Material to process ::
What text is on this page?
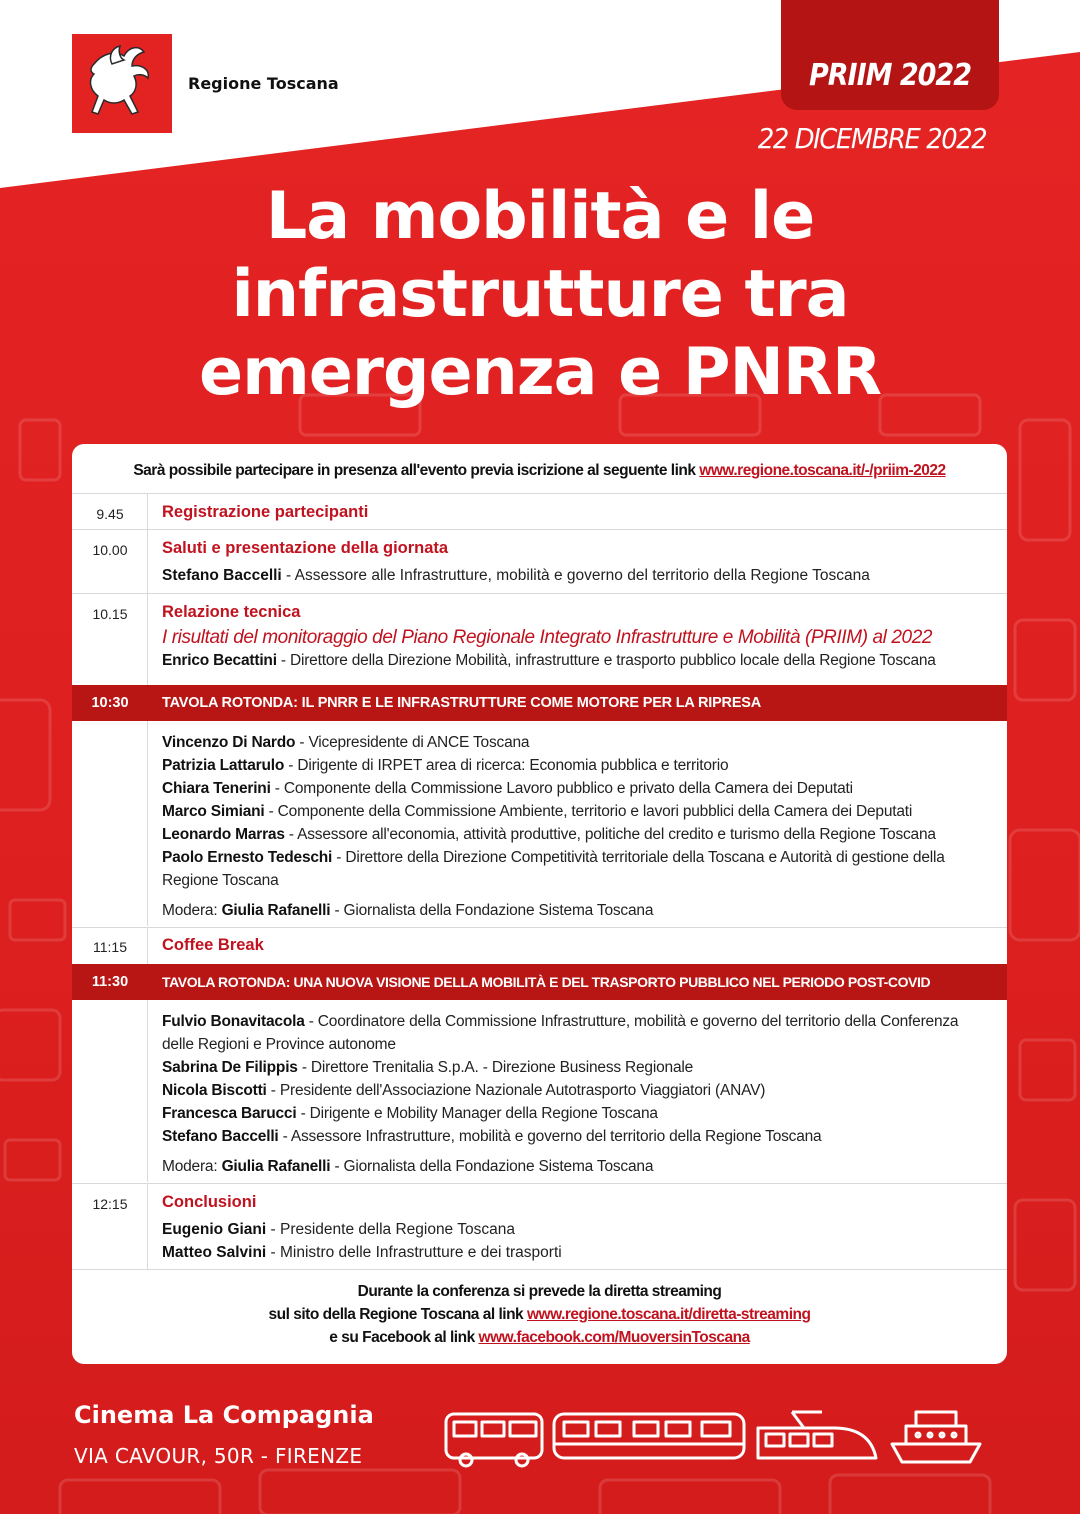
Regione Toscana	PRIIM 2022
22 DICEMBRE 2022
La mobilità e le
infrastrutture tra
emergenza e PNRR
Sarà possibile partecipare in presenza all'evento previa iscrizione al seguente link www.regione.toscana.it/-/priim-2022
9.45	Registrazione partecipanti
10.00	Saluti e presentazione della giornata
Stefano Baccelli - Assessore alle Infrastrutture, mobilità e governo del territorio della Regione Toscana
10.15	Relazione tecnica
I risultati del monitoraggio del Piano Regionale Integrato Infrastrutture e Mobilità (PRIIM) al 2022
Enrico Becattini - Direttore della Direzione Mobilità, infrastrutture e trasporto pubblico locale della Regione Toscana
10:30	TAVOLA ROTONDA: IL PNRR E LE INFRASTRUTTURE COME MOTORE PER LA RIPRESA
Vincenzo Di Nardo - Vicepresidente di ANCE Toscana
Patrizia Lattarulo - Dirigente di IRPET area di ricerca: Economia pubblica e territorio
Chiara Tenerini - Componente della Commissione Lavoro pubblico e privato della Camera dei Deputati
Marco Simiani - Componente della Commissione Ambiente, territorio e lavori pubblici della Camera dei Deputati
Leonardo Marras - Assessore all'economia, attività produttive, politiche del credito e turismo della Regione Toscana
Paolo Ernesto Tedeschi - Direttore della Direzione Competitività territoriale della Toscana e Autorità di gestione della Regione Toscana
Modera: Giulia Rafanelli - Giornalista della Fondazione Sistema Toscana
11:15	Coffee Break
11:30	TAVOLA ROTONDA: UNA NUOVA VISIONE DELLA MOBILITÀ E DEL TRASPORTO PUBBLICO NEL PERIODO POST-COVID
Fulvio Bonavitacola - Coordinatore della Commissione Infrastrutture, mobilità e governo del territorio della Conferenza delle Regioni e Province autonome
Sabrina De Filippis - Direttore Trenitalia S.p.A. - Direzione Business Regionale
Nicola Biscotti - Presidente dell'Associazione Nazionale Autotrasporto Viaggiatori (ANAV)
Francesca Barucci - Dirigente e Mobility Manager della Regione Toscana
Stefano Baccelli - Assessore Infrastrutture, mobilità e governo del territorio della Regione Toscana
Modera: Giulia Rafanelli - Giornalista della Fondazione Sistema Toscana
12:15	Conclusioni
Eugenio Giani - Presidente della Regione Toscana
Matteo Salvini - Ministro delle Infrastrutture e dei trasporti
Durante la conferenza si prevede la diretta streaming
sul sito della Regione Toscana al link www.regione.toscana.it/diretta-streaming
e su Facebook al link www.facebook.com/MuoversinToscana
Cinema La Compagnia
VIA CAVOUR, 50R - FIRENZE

Goal ::
Do not include the images; transcribe the rest of the listing exactly.

Finished answer ::
What text is on this page?
Regione Toscana	PRIIM 2022
22 DICEMBRE 2022
La mobilità e le
infrastrutture tra
emergenza e PNRR
Sarà possibile partecipare in presenza all'evento previa iscrizione al seguente link www.regione.toscana.it/-/priim-2022
9.45	Registrazione partecipanti
10.00	Saluti e presentazione della giornata
Stefano Baccelli - Assessore alle Infrastrutture, mobilità e governo del territorio della Regione Toscana
10.15	Relazione tecnica
I risultati del monitoraggio del Piano Regionale Integrato Infrastrutture e Mobilità (PRIIM) al 2022
Enrico Becattini - Direttore della Direzione Mobilità, infrastrutture e trasporto pubblico locale della Regione Toscana
10:30	TAVOLA ROTONDA: IL PNRR E LE INFRASTRUTTURE COME MOTORE PER LA RIPRESA
Vincenzo Di Nardo - Vicepresidente di ANCE Toscana
Patrizia Lattarulo - Dirigente di IRPET area di ricerca: Economia pubblica e territorio
Chiara Tenerini - Componente della Commissione Lavoro pubblico e privato della Camera dei Deputati
Marco Simiani - Componente della Commissione Ambiente, territorio e lavori pubblici della Camera dei Deputati
Leonardo Marras - Assessore all'economia, attività produttive, politiche del credito e turismo della Regione Toscana
Paolo Ernesto Tedeschi - Direttore della Direzione Competitività territoriale della Toscana e Autorità di gestione della Regione Toscana
Modera: Giulia Rafanelli - Giornalista della Fondazione Sistema Toscana
11:15	Coffee Break
11:30	TAVOLA ROTONDA: UNA NUOVA VISIONE DELLA MOBILITÀ E DEL TRASPORTO PUBBLICO NEL PERIODO POST-COVID
Fulvio Bonavitacola - Coordinatore della Commissione Infrastrutture, mobilità e governo del territorio della Conferenza delle Regioni e Province autonome
Sabrina De Filippis - Direttore Trenitalia S.p.A. - Direzione Business Regionale
Nicola Biscotti - Presidente dell'Associazione Nazionale Autotrasporto Viaggiatori (ANAV)
Francesca Barucci - Dirigente e Mobility Manager della Regione Toscana
Stefano Baccelli - Assessore Infrastrutture, mobilità e governo del territorio della Regione Toscana
Modera: Giulia Rafanelli - Giornalista della Fondazione Sistema Toscana
12:15	Conclusioni
Eugenio Giani - Presidente della Regione Toscana
Matteo Salvini - Ministro delle Infrastrutture e dei trasporti
Durante la conferenza si prevede la diretta streaming
sul sito della Regione Toscana al link www.regione.toscana.it/diretta-streaming
e su Facebook al link www.facebook.com/MuoversinToscana
Cinema La Compagnia
VIA CAVOUR, 50R - FIRENZE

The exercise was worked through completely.